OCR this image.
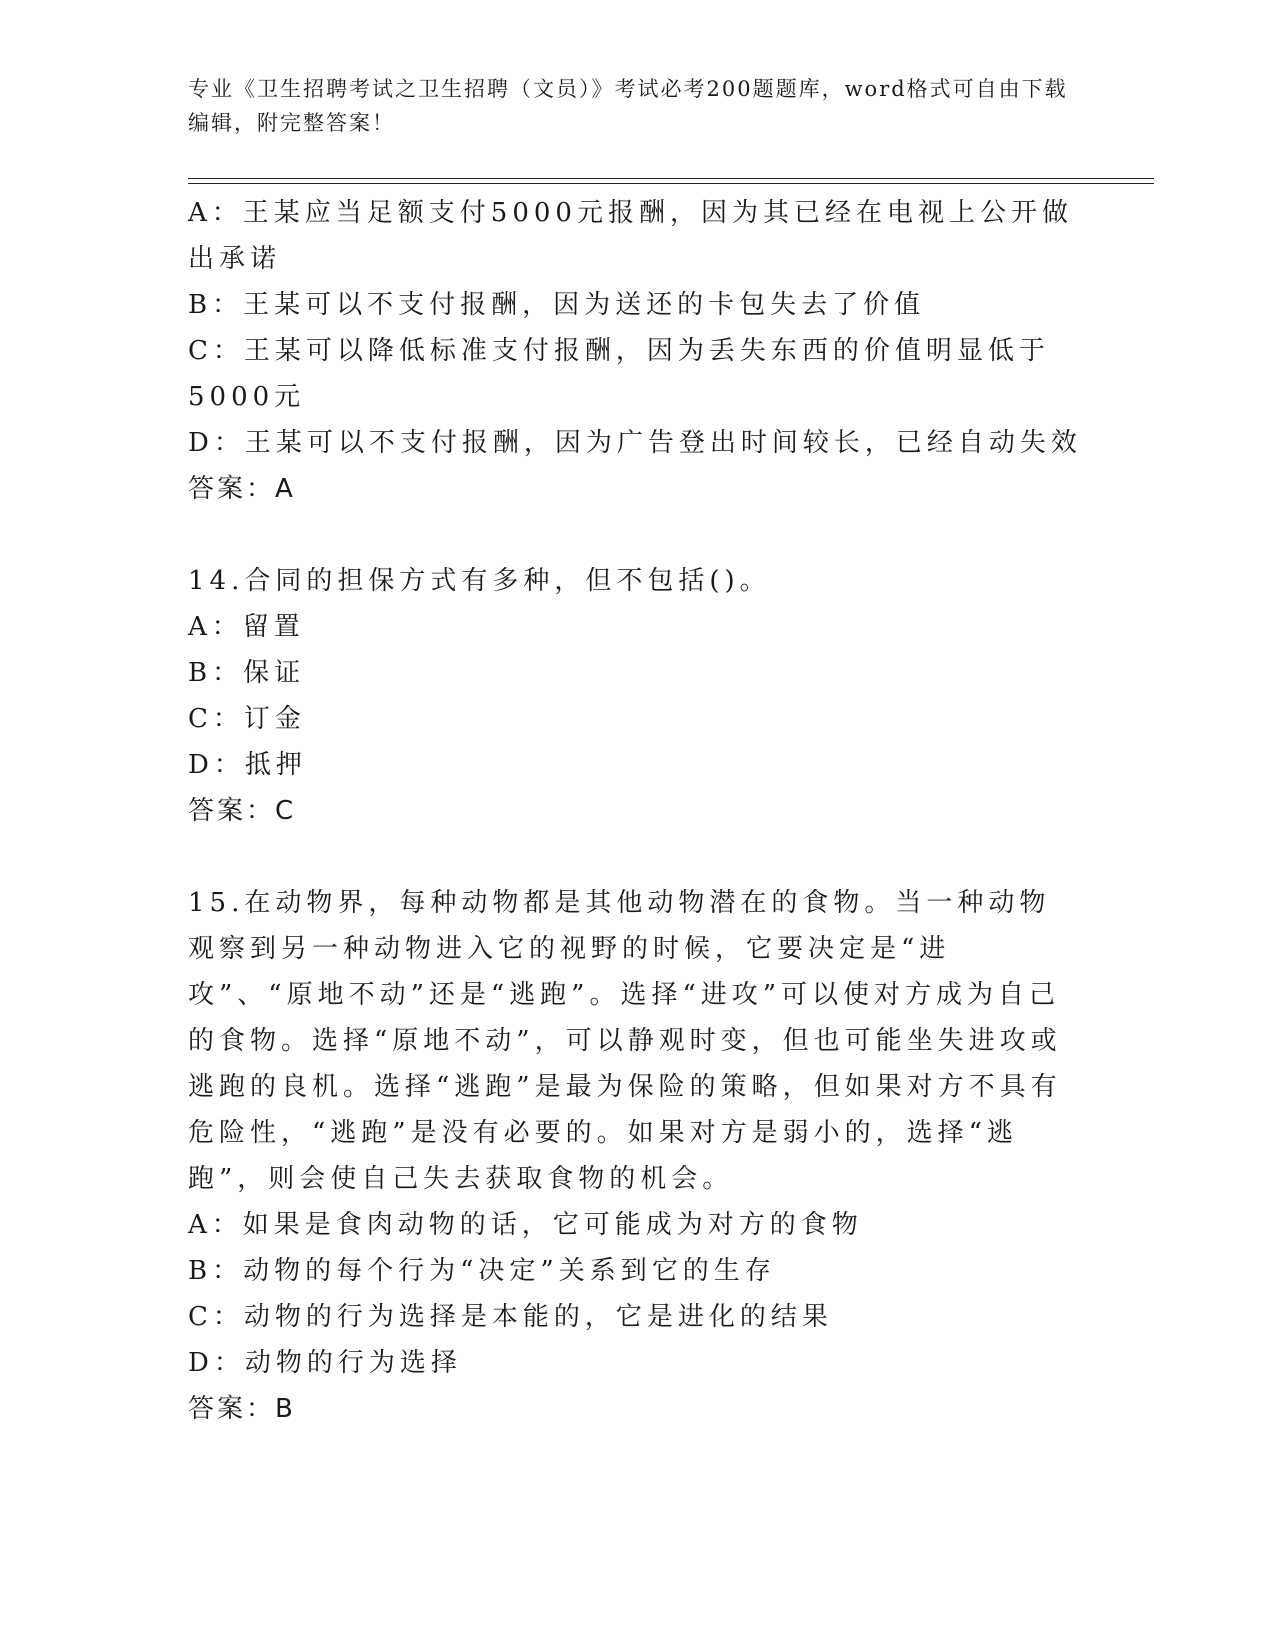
专业《卫生招聘考试之卫生招聘（文员）》考试必考200题题库，word格式可自由下载编辑，附完整答案！
A：王某应当足额支付5000元报酬，因为其已经在电视上公开做出承诺
B：王某可以不支付报酬，因为送还的卡包失去了价值
C：王某可以降低标准支付报酬，因为丢失东西的价值明显低于5000元
D：王某可以不支付报酬，因为广告登出时间较长，已经自动失效
答案：A
14.合同的担保方式有多种，但不包括()。
A：留置
B：保证
C：订金
D：抵押
答案：C
15.在动物界，每种动物都是其他动物潜在的食物。当一种动物观察到另一种动物进入它的视野的时候，它要决定是“进攻”、“原地不动”还是“逃跑”。选择“进攻”可以使对方成为自己的食物。选择“原地不动”，可以静观时变，但也可能坐失进攻或逃跑的良机。选择“逃跑”是最为保险的策略，但如果对方不具有危险性，“逃跑”是没有必要的。如果对方是弱小的，选择“逃跑”，则会使自己失去获取食物的机会。
A：如果是食肉动物的话，它可能成为对方的食物
B：动物的每个行为“决定”关系到它的生存
C：动物的行为选择是本能的，它是进化的结果
D：动物的行为选择
答案：B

Task to complete → Out of the records, collect only those lines that contain the string "王某可以不支付报酬".

Answer below →
B：王某可以不支付报酬，因为送还的卡包失去了价值
D：王某可以不支付报酬，因为广告登出时间较长，已经自动失效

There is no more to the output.